Materials provided
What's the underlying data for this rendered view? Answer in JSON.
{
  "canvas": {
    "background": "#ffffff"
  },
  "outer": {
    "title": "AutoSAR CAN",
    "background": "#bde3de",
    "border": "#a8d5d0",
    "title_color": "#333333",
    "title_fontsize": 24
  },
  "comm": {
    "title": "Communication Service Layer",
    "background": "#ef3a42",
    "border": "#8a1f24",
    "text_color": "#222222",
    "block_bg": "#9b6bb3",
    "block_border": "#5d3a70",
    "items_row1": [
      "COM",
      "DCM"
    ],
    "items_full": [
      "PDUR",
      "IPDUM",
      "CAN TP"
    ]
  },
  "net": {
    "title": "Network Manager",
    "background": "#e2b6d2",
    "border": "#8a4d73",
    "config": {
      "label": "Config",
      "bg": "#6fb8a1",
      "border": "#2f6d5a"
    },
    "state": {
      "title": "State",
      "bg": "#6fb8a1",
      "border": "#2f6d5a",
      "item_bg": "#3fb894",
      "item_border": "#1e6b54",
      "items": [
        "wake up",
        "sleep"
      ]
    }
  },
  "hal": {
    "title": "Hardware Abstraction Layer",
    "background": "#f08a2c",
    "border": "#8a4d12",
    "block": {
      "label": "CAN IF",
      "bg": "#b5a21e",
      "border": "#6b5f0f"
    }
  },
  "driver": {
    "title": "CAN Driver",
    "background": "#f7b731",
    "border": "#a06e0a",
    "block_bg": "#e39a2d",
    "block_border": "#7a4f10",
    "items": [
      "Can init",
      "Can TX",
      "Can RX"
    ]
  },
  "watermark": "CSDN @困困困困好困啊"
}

* * *

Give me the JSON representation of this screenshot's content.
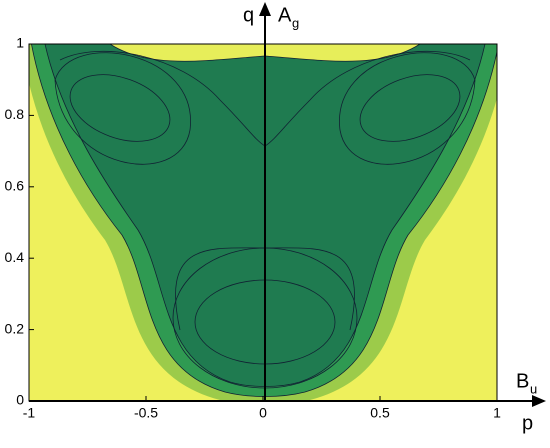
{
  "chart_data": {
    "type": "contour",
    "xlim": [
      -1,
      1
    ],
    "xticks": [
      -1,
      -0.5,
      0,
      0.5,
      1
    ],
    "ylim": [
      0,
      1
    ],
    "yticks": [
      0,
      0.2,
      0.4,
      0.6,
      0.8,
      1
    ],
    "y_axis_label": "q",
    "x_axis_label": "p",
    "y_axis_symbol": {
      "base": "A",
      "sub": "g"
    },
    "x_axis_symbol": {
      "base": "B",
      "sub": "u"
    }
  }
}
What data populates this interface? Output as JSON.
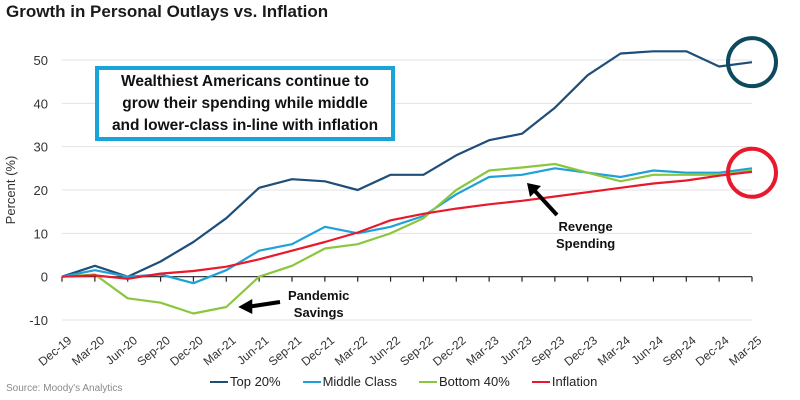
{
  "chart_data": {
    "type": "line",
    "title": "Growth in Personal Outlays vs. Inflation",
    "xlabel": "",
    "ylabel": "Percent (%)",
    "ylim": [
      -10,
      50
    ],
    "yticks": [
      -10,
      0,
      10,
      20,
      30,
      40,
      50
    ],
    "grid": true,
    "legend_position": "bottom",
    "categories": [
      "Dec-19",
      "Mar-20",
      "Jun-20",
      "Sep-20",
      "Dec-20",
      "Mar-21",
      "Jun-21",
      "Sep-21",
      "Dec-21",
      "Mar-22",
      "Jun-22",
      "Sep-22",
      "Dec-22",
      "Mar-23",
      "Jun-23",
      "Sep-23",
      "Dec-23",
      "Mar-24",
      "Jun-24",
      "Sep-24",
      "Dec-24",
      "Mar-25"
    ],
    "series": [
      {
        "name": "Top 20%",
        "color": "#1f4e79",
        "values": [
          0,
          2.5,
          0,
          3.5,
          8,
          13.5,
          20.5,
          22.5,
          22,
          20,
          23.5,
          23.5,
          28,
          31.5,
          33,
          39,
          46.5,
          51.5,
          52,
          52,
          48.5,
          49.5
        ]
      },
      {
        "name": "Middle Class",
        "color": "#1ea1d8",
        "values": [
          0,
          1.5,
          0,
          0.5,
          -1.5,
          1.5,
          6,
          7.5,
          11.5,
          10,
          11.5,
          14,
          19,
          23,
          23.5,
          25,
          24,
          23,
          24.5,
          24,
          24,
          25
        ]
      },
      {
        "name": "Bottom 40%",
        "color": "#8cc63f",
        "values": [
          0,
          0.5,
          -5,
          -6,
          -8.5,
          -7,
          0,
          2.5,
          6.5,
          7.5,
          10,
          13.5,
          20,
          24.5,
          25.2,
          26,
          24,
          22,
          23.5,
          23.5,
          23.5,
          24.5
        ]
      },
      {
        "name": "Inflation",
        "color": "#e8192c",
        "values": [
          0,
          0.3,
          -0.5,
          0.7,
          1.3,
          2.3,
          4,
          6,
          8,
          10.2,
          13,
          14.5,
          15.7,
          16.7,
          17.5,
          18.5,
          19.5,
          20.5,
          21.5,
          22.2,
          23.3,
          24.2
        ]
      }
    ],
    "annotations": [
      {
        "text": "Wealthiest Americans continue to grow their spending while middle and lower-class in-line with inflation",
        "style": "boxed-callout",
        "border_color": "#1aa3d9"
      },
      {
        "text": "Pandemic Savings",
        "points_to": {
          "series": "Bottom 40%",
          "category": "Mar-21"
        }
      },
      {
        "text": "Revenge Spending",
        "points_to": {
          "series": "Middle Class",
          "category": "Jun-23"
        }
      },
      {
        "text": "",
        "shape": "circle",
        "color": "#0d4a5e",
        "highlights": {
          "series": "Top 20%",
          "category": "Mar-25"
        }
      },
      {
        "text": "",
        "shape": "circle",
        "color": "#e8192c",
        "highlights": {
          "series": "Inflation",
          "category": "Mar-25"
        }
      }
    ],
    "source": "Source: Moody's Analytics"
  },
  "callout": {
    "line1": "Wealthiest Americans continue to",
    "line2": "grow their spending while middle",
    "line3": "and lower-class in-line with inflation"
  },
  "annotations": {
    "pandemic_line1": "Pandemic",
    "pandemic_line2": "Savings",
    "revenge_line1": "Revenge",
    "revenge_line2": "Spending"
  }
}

Problem statement
Find "Layer". Copy every line it occurs in.

Full solution
    "title": "Communication Service Layer",
    "title": "Hardware Abstraction Layer",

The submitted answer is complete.